» What the task requires:
Pictures do not belong in the copy; transcribe everything else in the records exactly.

» Data lines:
-----

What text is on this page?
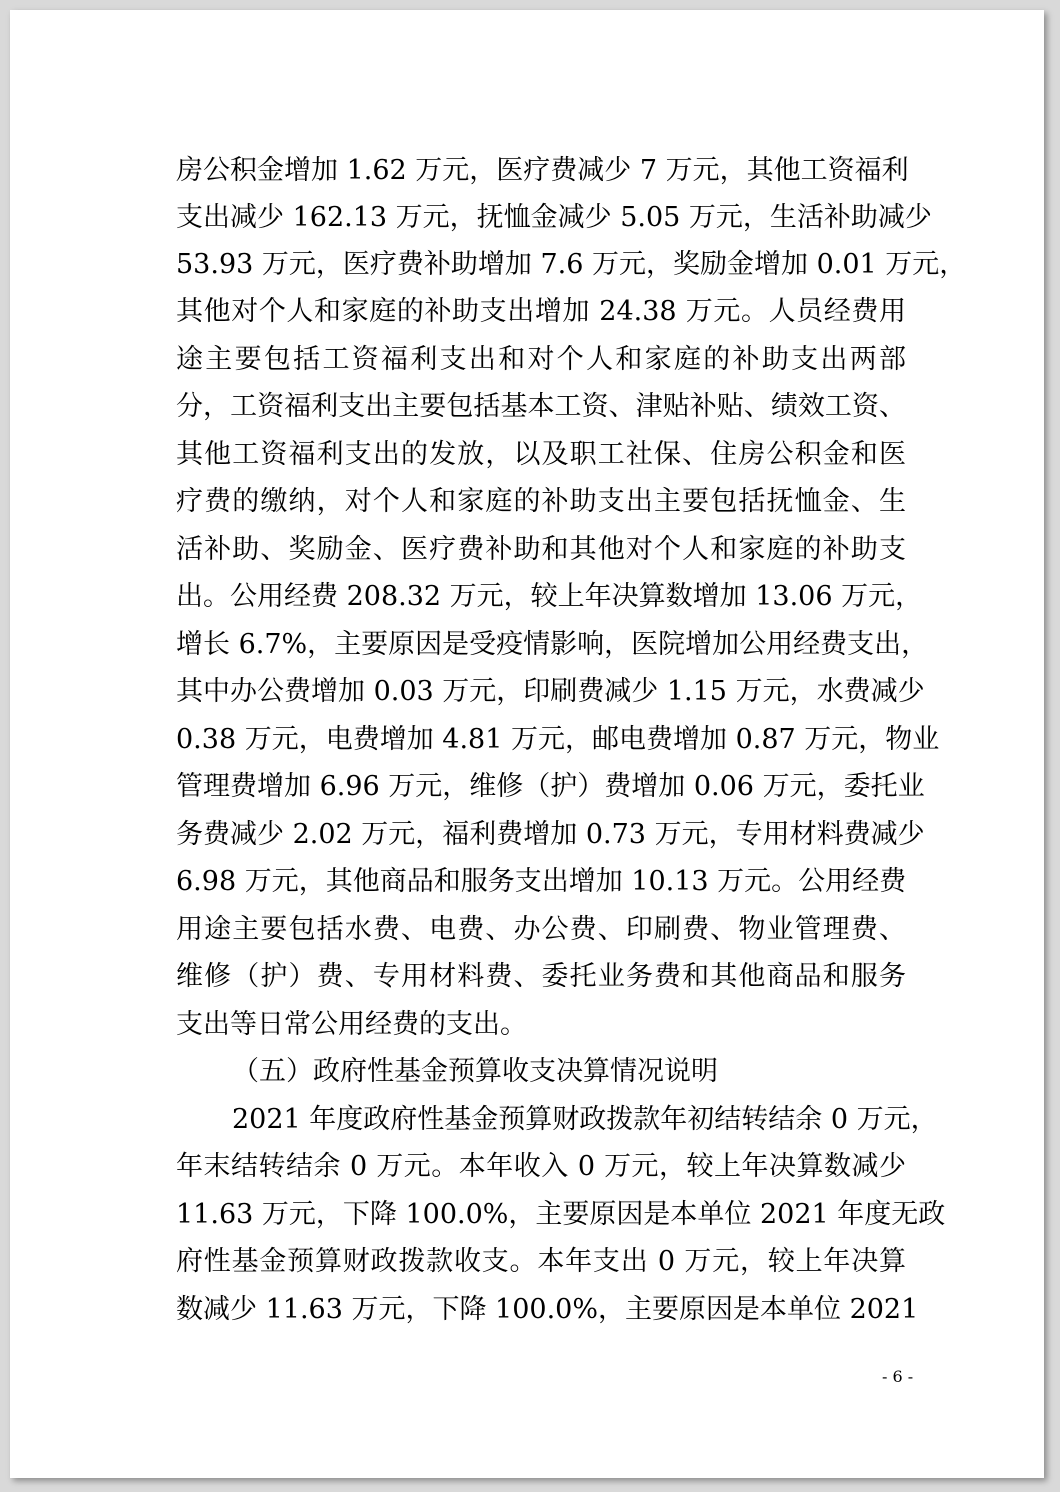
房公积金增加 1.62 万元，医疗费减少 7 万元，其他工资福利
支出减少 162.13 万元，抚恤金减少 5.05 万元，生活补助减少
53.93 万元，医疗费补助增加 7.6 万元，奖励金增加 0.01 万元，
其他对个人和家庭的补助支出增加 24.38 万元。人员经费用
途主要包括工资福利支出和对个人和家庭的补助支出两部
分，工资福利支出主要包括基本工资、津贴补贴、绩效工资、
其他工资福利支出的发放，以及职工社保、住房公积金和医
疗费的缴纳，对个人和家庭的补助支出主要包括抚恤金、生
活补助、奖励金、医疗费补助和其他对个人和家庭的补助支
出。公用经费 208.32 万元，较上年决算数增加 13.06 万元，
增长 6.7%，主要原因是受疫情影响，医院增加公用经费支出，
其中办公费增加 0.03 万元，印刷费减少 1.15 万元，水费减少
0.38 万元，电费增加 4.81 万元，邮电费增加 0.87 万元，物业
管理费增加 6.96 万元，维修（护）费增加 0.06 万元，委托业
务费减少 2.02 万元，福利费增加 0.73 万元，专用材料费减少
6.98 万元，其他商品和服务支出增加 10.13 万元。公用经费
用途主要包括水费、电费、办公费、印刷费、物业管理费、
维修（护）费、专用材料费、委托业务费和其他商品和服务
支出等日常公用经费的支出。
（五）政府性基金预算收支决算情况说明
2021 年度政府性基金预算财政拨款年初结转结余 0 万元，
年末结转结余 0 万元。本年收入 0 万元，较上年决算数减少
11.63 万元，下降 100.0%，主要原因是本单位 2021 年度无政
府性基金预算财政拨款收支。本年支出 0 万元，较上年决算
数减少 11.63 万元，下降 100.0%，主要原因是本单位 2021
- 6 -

-----

» In response:
What text is on this page?
房公积金增加 1.62 万元，医疗费减少 7 万元，其他工资福利
支出减少 162.13 万元，抚恤金减少 5.05 万元，生活补助减少
53.93 万元，医疗费补助增加 7.6 万元，奖励金增加 0.01 万元，
其他对个人和家庭的补助支出增加 24.38 万元。人员经费用
途主要包括工资福利支出和对个人和家庭的补助支出两部
分，工资福利支出主要包括基本工资、津贴补贴、绩效工资、
其他工资福利支出的发放，以及职工社保、住房公积金和医
疗费的缴纳，对个人和家庭的补助支出主要包括抚恤金、生
活补助、奖励金、医疗费补助和其他对个人和家庭的补助支
出。公用经费 208.32 万元，较上年决算数增加 13.06 万元，
增长 6.7%，主要原因是受疫情影响，医院增加公用经费支出，
其中办公费增加 0.03 万元，印刷费减少 1.15 万元，水费减少
0.38 万元，电费增加 4.81 万元，邮电费增加 0.87 万元，物业
管理费增加 6.96 万元，维修（护）费增加 0.06 万元，委托业
务费减少 2.02 万元，福利费增加 0.73 万元，专用材料费减少
6.98 万元，其他商品和服务支出增加 10.13 万元。公用经费
用途主要包括水费、电费、办公费、印刷费、物业管理费、
维修（护）费、专用材料费、委托业务费和其他商品和服务
支出等日常公用经费的支出。
（五）政府性基金预算收支决算情况说明
2021 年度政府性基金预算财政拨款年初结转结余 0 万元，
年末结转结余 0 万元。本年收入 0 万元，较上年决算数减少
11.63 万元，下降 100.0%，主要原因是本单位 2021 年度无政
府性基金预算财政拨款收支。本年支出 0 万元，较上年决算
数减少 11.63 万元，下降 100.0%，主要原因是本单位 2021
- 6 -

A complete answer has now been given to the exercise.